What the task requires
Quote the records below in full, exactly as given, with the images taken out.

Stored records
#####

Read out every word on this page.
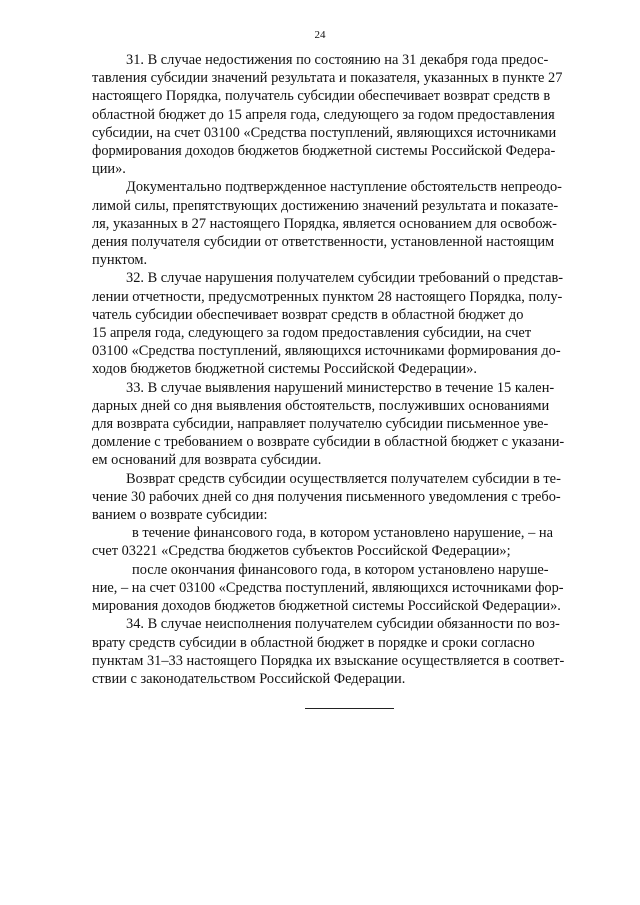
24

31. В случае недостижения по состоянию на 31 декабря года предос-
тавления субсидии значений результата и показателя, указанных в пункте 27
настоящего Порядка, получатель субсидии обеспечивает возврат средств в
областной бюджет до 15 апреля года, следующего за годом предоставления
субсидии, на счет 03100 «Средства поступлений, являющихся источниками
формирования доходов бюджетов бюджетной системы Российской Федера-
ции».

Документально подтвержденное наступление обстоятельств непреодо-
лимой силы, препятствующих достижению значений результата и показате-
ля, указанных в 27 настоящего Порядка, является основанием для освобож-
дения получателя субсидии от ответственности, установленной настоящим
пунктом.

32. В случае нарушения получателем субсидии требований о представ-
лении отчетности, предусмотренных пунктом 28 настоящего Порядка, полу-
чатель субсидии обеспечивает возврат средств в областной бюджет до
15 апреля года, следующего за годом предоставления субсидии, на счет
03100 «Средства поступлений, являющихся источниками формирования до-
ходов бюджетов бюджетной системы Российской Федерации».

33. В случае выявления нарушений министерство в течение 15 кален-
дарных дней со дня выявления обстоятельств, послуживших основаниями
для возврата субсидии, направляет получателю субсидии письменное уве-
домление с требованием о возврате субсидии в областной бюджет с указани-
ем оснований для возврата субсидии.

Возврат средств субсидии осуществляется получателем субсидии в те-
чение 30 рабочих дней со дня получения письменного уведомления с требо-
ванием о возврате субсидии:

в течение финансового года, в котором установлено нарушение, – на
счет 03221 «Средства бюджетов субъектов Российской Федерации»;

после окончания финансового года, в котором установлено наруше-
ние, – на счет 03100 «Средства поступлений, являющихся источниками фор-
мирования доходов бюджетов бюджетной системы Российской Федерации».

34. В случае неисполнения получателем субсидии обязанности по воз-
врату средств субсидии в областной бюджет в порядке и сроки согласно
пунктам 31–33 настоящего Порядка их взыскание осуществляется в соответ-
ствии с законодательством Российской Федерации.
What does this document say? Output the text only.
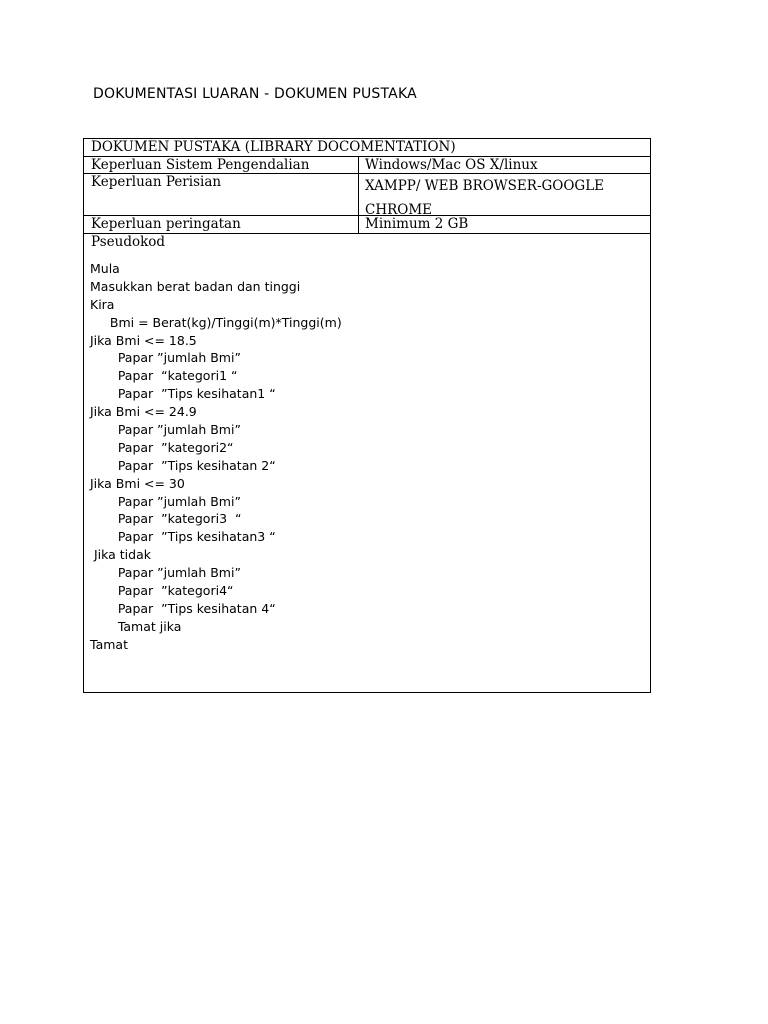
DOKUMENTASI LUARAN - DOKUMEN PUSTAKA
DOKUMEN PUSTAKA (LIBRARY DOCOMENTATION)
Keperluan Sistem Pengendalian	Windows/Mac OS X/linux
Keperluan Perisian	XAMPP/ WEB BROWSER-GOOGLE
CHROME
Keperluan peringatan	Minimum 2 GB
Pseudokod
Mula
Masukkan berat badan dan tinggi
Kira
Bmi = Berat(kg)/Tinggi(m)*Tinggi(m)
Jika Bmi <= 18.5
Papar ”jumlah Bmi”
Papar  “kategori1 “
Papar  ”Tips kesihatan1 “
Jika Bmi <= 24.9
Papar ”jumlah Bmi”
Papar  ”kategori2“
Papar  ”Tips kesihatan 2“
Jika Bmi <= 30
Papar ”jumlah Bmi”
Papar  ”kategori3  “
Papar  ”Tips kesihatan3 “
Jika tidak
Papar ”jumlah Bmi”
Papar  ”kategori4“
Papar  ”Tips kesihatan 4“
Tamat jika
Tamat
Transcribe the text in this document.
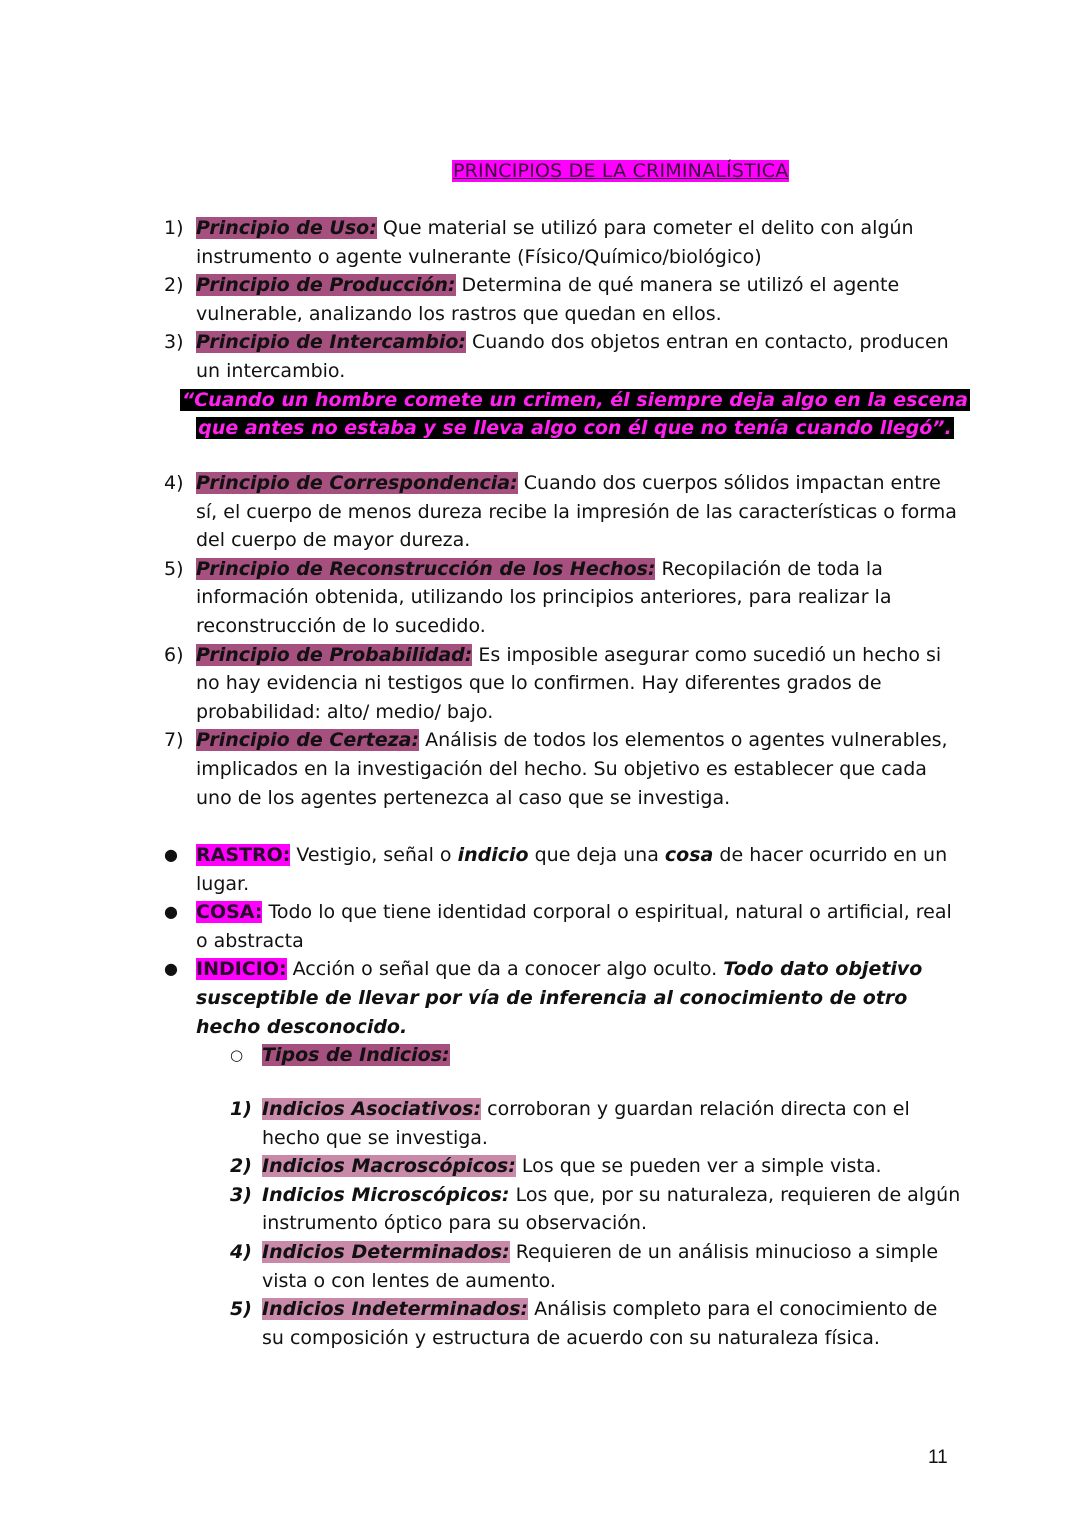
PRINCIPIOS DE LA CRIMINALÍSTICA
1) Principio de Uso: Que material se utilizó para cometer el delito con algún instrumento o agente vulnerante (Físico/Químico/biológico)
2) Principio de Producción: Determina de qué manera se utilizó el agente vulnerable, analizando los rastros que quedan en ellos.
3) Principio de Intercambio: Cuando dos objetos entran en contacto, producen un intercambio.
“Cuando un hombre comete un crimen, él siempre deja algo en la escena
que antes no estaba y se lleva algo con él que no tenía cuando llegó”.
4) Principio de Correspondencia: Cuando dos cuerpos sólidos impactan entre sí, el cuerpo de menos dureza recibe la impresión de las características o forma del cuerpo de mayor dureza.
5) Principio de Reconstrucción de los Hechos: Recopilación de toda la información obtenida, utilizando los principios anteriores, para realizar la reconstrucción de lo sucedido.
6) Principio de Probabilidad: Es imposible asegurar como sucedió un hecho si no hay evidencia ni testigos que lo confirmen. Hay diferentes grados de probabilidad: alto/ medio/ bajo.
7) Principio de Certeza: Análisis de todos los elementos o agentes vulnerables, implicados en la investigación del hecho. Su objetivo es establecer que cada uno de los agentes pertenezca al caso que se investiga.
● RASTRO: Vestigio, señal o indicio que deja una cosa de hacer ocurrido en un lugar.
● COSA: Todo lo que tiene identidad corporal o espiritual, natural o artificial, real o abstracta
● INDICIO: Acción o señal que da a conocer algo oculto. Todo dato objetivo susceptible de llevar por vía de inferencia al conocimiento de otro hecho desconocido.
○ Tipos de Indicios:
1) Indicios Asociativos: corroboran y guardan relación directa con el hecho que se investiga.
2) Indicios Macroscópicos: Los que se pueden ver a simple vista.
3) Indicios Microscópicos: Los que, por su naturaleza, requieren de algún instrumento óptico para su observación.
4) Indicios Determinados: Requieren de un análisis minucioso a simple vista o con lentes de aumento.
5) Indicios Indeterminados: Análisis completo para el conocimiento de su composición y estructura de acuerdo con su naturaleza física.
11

#####

Output for this exercise
Read out every word on this page.
24

31. В случае недостижения по состоянию на 31 декабря года предос-
тавления субсидии значений результата и показателя, указанных в пункте 27
настоящего Порядка, получатель субсидии обеспечивает возврат средств в
областной бюджет до 15 апреля года, следующего за годом предоставления
субсидии, на счет 03100 «Средства поступлений, являющихся источниками
формирования доходов бюджетов бюджетной системы Российской Федера-
ции».

Документально подтвержденное наступление обстоятельств непреодо-
лимой силы, препятствующих достижению значений результата и показате-
ля, указанных в 27 настоящего Порядка, является основанием для освобож-
дения получателя субсидии от ответственности, установленной настоящим
пунктом.

32. В случае нарушения получателем субсидии требований о представ-
лении отчетности, предусмотренных пунктом 28 настоящего Порядка, полу-
чатель субсидии обеспечивает возврат средств в областной бюджет до
15 апреля года, следующего за годом предоставления субсидии, на счет
03100 «Средства поступлений, являющихся источниками формирования до-
ходов бюджетов бюджетной системы Российской Федерации».

33. В случае выявления нарушений министерство в течение 15 кален-
дарных дней со дня выявления обстоятельств, послуживших основаниями
для возврата субсидии, направляет получателю субсидии письменное уве-
домление с требованием о возврате субсидии в областной бюджет с указани-
ем оснований для возврата субсидии.

Возврат средств субсидии осуществляется получателем субсидии в те-
чение 30 рабочих дней со дня получения письменного уведомления с требо-
ванием о возврате субсидии:

в течение финансового года, в котором установлено нарушение, – на
счет 03221 «Средства бюджетов субъектов Российской Федерации»;

после окончания финансового года, в котором установлено наруше-
ние, – на счет 03100 «Средства поступлений, являющихся источниками фор-
мирования доходов бюджетов бюджетной системы Российской Федерации».

34. В случае неисполнения получателем субсидии обязанности по воз-
врату средств субсидии в областной бюджет в порядке и сроки согласно
пунктам 31–33 настоящего Порядка их взыскание осуществляется в соответ-
ствии с законодательством Российской Федерации.
What does this document say? Output the text only.
DOKUMENTASI LUARAN - DOKUMEN PUSTAKA
DOKUMEN PUSTAKA (LIBRARY DOCOMENTATION)
Keperluan Sistem Pengendalian	Windows/Mac OS X/linux
Keperluan Perisian	XAMPP/ WEB BROWSER-GOOGLE
CHROME
Keperluan peringatan	Minimum 2 GB
Pseudokod
Mula
Masukkan berat badan dan tinggi
Kira
Bmi = Berat(kg)/Tinggi(m)*Tinggi(m)
Jika Bmi <= 18.5
Papar ”jumlah Bmi”
Papar  “kategori1 “
Papar  ”Tips kesihatan1 “
Jika Bmi <= 24.9
Papar ”jumlah Bmi”
Papar  ”kategori2“
Papar  ”Tips kesihatan 2“
Jika Bmi <= 30
Papar ”jumlah Bmi”
Papar  ”kategori3  “
Papar  ”Tips kesihatan3 “
Jika tidak
Papar ”jumlah Bmi”
Papar  ”kategori4“
Papar  ”Tips kesihatan 4“
Tamat jika
Tamat
Transcribe the text in this document.
PRINCIPIOS DE LA CRIMINALÍSTICA
1) Principio de Uso: Que material se utilizó para cometer el delito con algún instrumento o agente vulnerante (Físico/Químico/biológico)
2) Principio de Producción: Determina de qué manera se utilizó el agente vulnerable, analizando los rastros que quedan en ellos.
3) Principio de Intercambio: Cuando dos objetos entran en contacto, producen un intercambio.
“Cuando un hombre comete un crimen, él siempre deja algo en la escena
que antes no estaba y se lleva algo con él que no tenía cuando llegó”.
4) Principio de Correspondencia: Cuando dos cuerpos sólidos impactan entre sí, el cuerpo de menos dureza recibe la impresión de las características o forma del cuerpo de mayor dureza.
5) Principio de Reconstrucción de los Hechos: Recopilación de toda la información obtenida, utilizando los principios anteriores, para realizar la reconstrucción de lo sucedido.
6) Principio de Probabilidad: Es imposible asegurar como sucedió un hecho si no hay evidencia ni testigos que lo confirmen. Hay diferentes grados de probabilidad: alto/ medio/ bajo.
7) Principio de Certeza: Análisis de todos los elementos o agentes vulnerables, implicados en la investigación del hecho. Su objetivo es establecer que cada uno de los agentes pertenezca al caso que se investiga.
● RASTRO: Vestigio, señal o indicio que deja una cosa de hacer ocurrido en un lugar.
● COSA: Todo lo que tiene identidad corporal o espiritual, natural o artificial, real o abstracta
● INDICIO: Acción o señal que da a conocer algo oculto. Todo dato objetivo susceptible de llevar por vía de inferencia al conocimiento de otro hecho desconocido.
○ Tipos de Indicios:
1) Indicios Asociativos: corroboran y guardan relación directa con el hecho que se investiga.
2) Indicios Macroscópicos: Los que se pueden ver a simple vista.
3) Indicios Microscópicos: Los que, por su naturaleza, requieren de algún instrumento óptico para su observación.
4) Indicios Determinados: Requieren de un análisis minucioso a simple vista o con lentes de aumento.
5) Indicios Indeterminados: Análisis completo para el conocimiento de su composición y estructura de acuerdo con su naturaleza física.
11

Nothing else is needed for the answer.